Publish What You Fund is a global campaign for aid transparency– more and better information about aid.

Background 

Publish What You Fund is the global campaign for aid transparency. It advocates for the disclosure of timely, accessible and comparable information on aid by aid agencies and organisations, and was launched at the 2008 Accra 3-High Level Forum on Aid Effectiveness. Its main funders are the Hewlett Foundation and the Open Society Foundation.

Publish What You Fund urges donors to disclose their aid information regularly and promptly, and in a standardised format that will be comparable with other countries and accessible to all. They support greater disclosure of aid information in line with the International Aid Transparency Initiative (IATI) Standard and promote the central importance of aid transparency within international discussions on aid effectiveness and freedom of information. Their campaign for aid transparency focuses primarily on the EU, U.S. and World Bank, as the world’s largest aid donors.

In December 2011, at the 4-High Level Forum on Aid Effectiveness in Busan, the world’s most prominent development actors committed to publishing their aid information by 2015. Publish What You Fund will be working to ensure that donors redouble efforts to fulfil their commitments.

The Issue 

Aid has the power to radically transform lives. It can help lift people out of poverty and give assistance to those living in acute deprivation. But its potential is not being fully realised because we need to know more about how it is spent.

Transparency in aid is essential if aid is to truly deliver on its promise. There is currently too little readily available information about aid, undermining efforts of governments that give aid (aid donors), governments who receive aid (aid recipients) and civil society to promote development and accountability.

 Donor governments don’t know what other donors are spending or planning to spend. This is leading to the duplication of efforts in some areas and underfunding in others. Without aid transparency, donors cannot coordinate to achieve the maximum impact with their scarce resources.
 Recipient governments struggle to know how much aid is invested in their country, let alone where and how it is spent. Recipients need more information to make the most effective use of their own money alongside that of donors. When donors don’t publish their spending plans, this impedes the recipient’s ability to plan long term projects, which in turn hinders development. When recipients can’t include aid flows in their budgets and planning, it is hard for parliament and civil society to hold them to account.

(Supplied data)
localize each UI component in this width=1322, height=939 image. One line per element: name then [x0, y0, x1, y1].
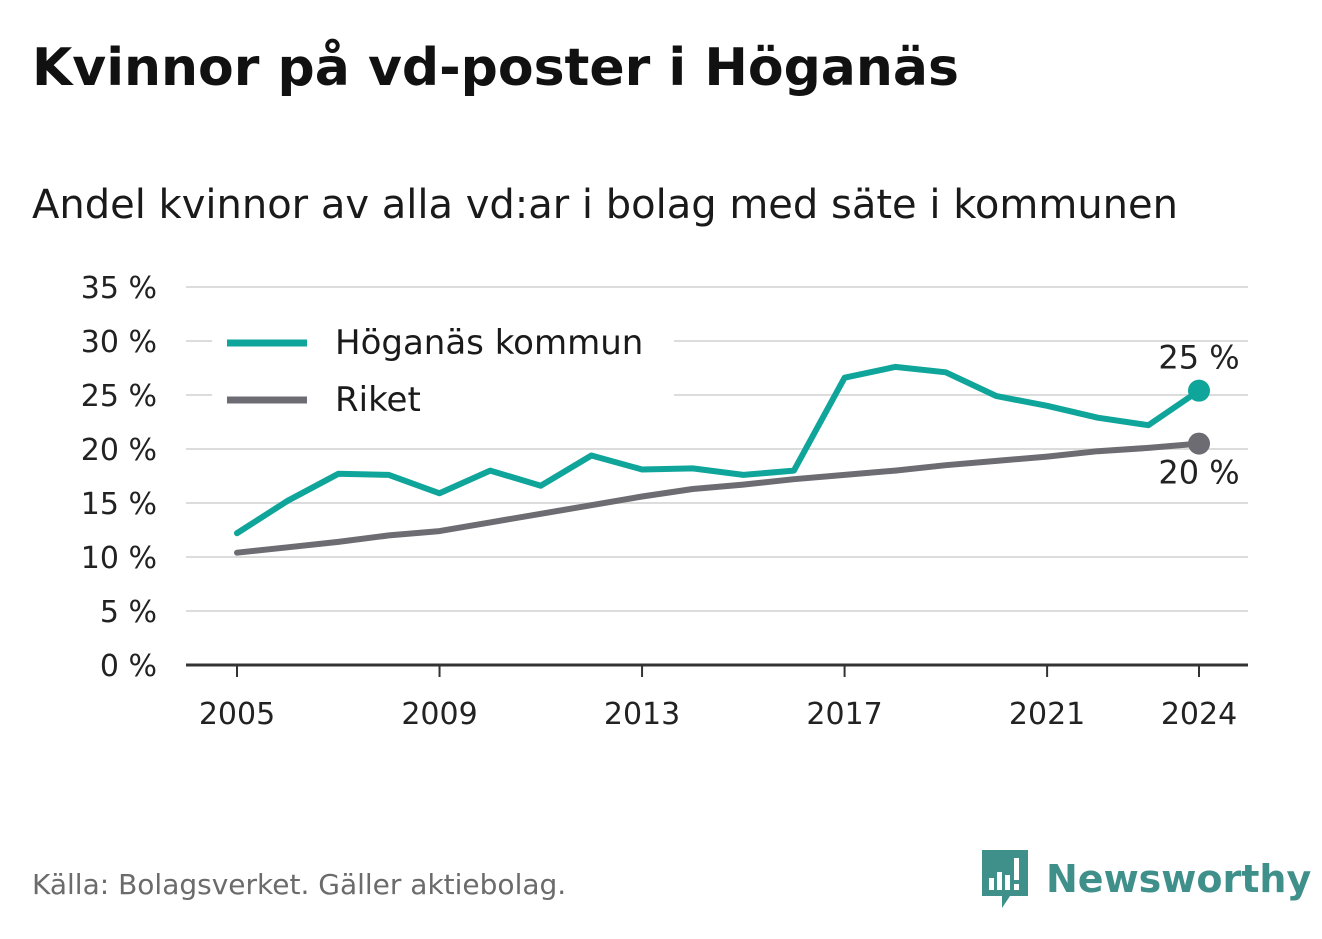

(Actions to take)
1) Please list the aid donors that the Publish What You Fund text names as the main focus of its campaign.
2) Carry on the Publish What You Fund text, starting after its final sentence.
The listing plays no part in what is asked here.

(Task-by-task results)
1)
- the EU
- the U.S.
- the World Bank

2)
 Civil society in recipient countries, including NGOs, legislators and citizens, have the right to know what aid is coming into the country and what it’s being spent on. Because aid information isn’t freely available, they are hampered in their efforts to hold governments to account. This lack of transparency can lead to waste and increases the potential for corruption.

The Aid Transparency Solution 

The starting point for ensuring that aid makes a difference is having timely, comprehensive and comparable information on who is giving what, where it is going, and the impact it is having. Information on aid needs to be regularly published and freely available if it is going to help effective spending, evaluation, and accountability.

In order to promote more effective aid, all donors need to provide their aid information in a common format that meets the needs of recipient governments and civil society. Full engagement from donors would mean that a big picture of all aid flows could be available for all to see.

Activities 

Publish What You Fund works alongside others advocating for transparency, both of aid and in other areas. The organisation’s primary advocacy targets are large donors, who can change or prevent the availability of aid information at both the technical/civil service and political level. They produce an annual Aid Transparency Index to support their advocacy efforts; in 2011, the Index showed that the aid information currently made available by donors is poor and that they all need to improve their transparency. The 2012 Aid Transparency Index is currently in development.

Publish What You Fund promotes the International Aid Transparency Initiative as offering a common standard for publishing aid information. Currently, over 40 donor and recipient governments are already signed up to IATI, and over 20 governments and organisations are publishing their information to the IATI standard.

The organisation maintains a small office in London but works with partners and networks internationally, including the Modernizing Foreign Assistance Network and InterAction in the U.S. and CONCORD’s AidWatch initiative in the EU. It carries out research and monitoring to track the progress of aid transparency in donor countries.

Principles 

Publish What You Fund was founded with four key principles:

Information on aid should be published proactively – an organisation should tell people what they are doing, when and how.
Information on aid should be timely, accessible and comparable - the information provided should be in a format that is useful.
Everyone has the right to request and receive information about aid - ensure everyone is able to access the information as and when they wish
The right of access to information about aid should be promoted - an organisation should actively promote the fact that people have this right.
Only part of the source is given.